Data records:
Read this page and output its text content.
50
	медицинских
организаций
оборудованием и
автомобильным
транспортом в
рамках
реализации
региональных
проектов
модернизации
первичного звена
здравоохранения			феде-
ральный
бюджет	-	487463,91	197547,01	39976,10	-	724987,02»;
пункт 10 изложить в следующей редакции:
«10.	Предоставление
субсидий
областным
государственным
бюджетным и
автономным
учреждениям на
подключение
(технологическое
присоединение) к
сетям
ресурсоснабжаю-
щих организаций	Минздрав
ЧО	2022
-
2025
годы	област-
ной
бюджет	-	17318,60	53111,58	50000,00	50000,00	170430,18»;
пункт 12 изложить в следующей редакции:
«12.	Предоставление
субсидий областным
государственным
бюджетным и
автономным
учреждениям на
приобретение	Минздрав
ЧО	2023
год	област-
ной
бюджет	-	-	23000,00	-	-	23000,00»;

==

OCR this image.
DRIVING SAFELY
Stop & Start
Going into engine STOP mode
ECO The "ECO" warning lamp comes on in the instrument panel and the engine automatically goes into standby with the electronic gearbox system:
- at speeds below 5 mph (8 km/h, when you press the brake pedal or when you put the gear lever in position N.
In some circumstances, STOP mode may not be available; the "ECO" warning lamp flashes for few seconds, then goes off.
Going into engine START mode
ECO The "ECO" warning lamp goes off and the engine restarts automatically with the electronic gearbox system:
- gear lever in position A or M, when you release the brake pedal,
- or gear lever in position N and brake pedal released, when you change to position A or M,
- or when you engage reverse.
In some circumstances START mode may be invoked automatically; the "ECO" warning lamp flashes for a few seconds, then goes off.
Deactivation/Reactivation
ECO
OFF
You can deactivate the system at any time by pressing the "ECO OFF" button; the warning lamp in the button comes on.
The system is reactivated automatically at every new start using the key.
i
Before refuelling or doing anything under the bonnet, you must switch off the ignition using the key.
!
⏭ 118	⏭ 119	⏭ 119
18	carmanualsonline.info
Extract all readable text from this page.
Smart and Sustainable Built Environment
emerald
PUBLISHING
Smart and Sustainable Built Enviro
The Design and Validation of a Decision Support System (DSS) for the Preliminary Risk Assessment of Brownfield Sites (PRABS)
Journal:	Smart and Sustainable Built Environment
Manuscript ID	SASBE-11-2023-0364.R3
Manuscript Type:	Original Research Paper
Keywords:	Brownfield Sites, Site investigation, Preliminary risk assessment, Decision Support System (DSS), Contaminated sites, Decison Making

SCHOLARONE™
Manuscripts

==

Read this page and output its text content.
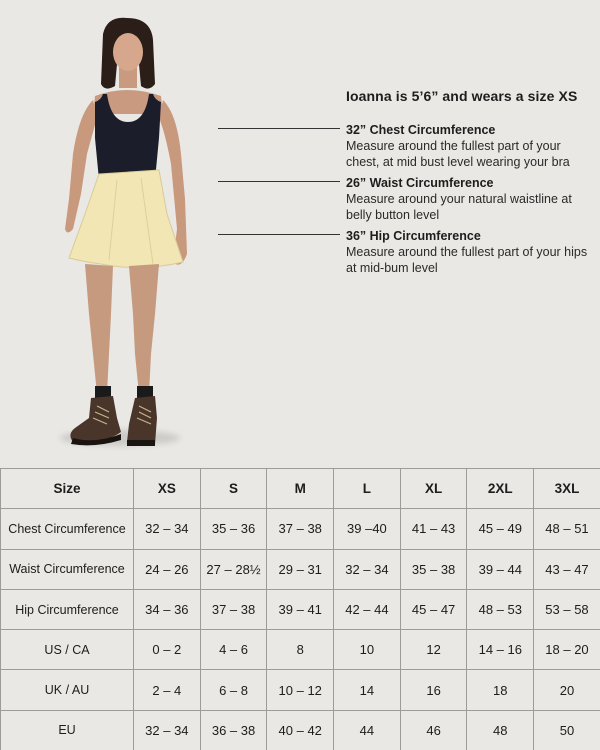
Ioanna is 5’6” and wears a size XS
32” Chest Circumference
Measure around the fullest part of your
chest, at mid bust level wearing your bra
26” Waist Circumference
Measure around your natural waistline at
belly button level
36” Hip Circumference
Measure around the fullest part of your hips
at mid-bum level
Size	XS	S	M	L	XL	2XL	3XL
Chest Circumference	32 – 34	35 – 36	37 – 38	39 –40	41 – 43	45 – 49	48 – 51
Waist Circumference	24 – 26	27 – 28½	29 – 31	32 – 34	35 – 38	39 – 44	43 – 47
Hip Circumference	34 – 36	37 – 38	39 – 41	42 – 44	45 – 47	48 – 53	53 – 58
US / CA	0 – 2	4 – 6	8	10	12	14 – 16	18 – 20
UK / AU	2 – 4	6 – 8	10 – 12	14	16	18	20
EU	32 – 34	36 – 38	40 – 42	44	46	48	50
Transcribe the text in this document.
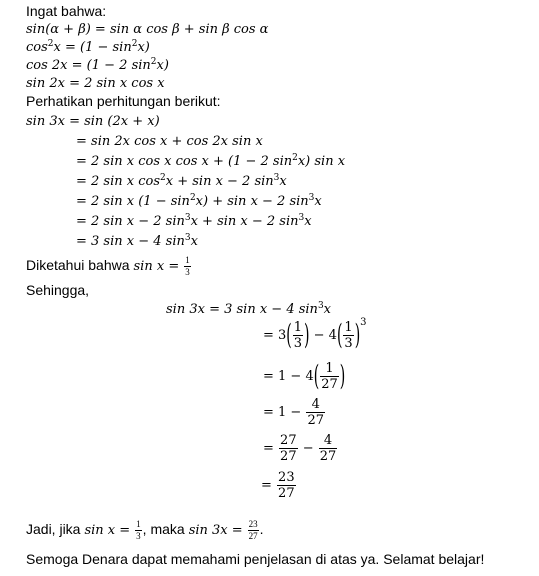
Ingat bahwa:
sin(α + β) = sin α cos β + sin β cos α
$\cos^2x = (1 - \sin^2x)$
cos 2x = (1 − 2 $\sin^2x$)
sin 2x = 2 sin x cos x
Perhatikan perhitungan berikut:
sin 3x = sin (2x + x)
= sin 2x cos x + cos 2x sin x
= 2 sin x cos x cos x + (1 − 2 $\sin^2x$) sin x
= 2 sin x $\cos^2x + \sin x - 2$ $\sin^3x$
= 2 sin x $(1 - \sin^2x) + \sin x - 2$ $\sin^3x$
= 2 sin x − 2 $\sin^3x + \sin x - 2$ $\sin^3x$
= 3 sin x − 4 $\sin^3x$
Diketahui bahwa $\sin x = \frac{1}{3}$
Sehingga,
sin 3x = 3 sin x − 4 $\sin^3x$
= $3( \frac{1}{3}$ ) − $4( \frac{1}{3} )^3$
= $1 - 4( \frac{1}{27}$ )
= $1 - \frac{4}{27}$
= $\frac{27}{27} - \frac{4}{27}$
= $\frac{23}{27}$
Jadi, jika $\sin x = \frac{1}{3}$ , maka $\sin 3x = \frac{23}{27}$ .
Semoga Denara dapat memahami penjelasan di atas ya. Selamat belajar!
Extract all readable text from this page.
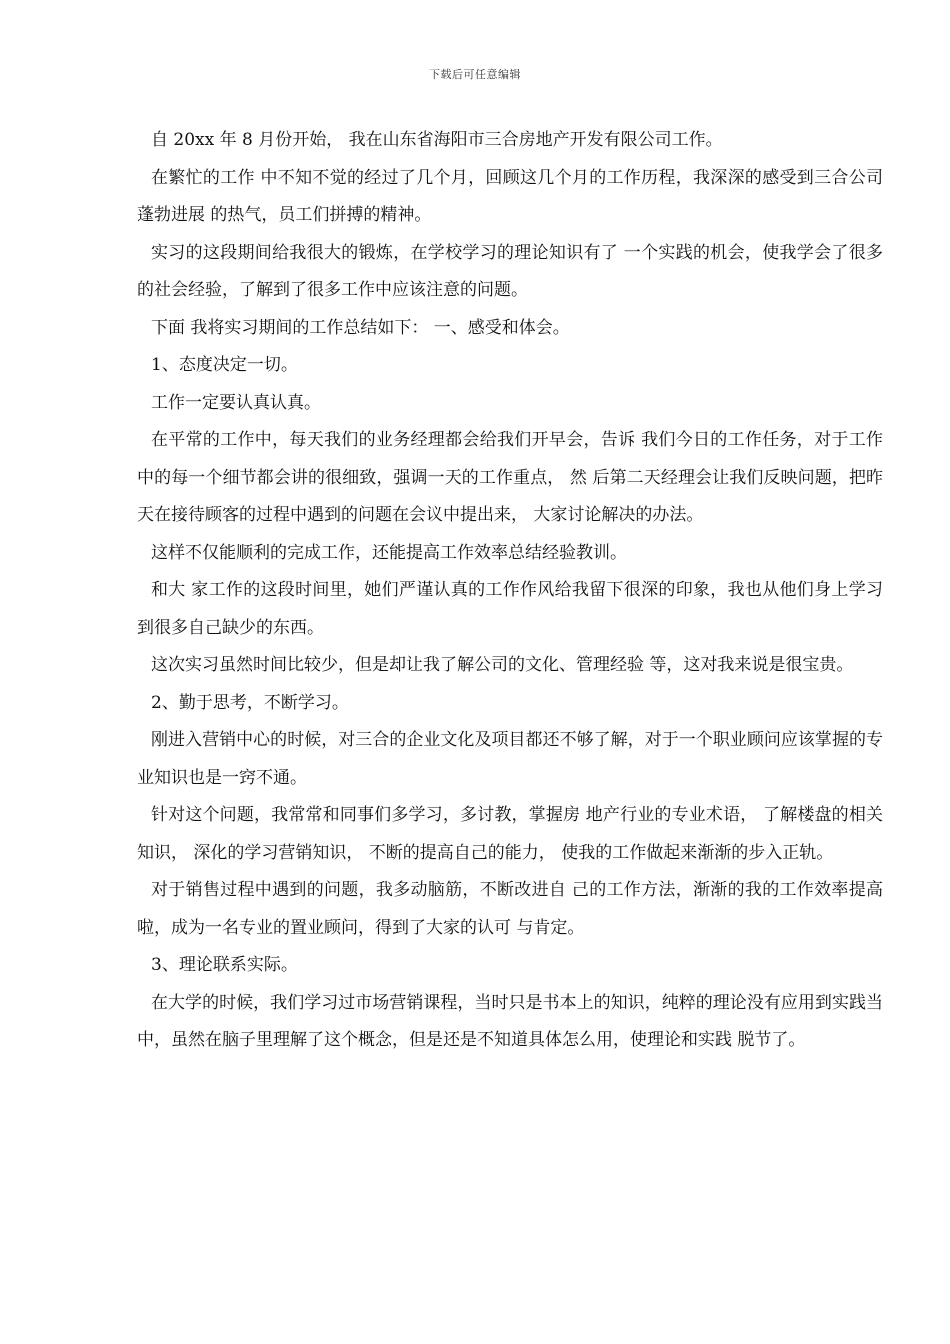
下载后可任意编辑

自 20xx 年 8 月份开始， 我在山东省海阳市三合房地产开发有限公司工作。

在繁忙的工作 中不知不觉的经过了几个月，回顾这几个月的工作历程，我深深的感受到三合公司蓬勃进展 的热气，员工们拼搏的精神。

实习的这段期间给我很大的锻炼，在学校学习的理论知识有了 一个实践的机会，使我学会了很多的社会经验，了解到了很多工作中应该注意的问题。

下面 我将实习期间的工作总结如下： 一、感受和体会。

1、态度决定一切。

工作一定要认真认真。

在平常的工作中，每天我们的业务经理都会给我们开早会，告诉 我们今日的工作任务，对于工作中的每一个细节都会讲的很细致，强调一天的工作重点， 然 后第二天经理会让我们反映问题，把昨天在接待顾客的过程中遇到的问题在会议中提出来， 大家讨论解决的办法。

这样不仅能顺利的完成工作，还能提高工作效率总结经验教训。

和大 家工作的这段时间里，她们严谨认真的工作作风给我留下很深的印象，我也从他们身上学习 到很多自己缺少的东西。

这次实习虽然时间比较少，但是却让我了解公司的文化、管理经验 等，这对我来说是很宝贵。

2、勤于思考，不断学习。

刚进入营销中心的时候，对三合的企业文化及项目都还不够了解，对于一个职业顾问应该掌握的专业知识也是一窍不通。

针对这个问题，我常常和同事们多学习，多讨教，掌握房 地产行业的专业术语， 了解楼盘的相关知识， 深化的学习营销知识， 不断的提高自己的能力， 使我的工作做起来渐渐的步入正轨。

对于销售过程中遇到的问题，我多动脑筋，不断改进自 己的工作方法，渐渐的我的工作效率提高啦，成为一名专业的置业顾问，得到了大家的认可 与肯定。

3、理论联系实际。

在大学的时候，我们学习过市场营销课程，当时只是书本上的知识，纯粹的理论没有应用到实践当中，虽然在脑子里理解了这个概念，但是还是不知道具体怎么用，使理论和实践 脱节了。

Given instruction:
Collect, from the material above, every line containing the word "seconds".

The output:
In some circumstances, STOP mode may not be available; the "ECO" warning lamp flashes for few seconds, then goes off.
In some circumstances START mode may be invoked automatically; the "ECO" warning lamp flashes for a few seconds, then goes off.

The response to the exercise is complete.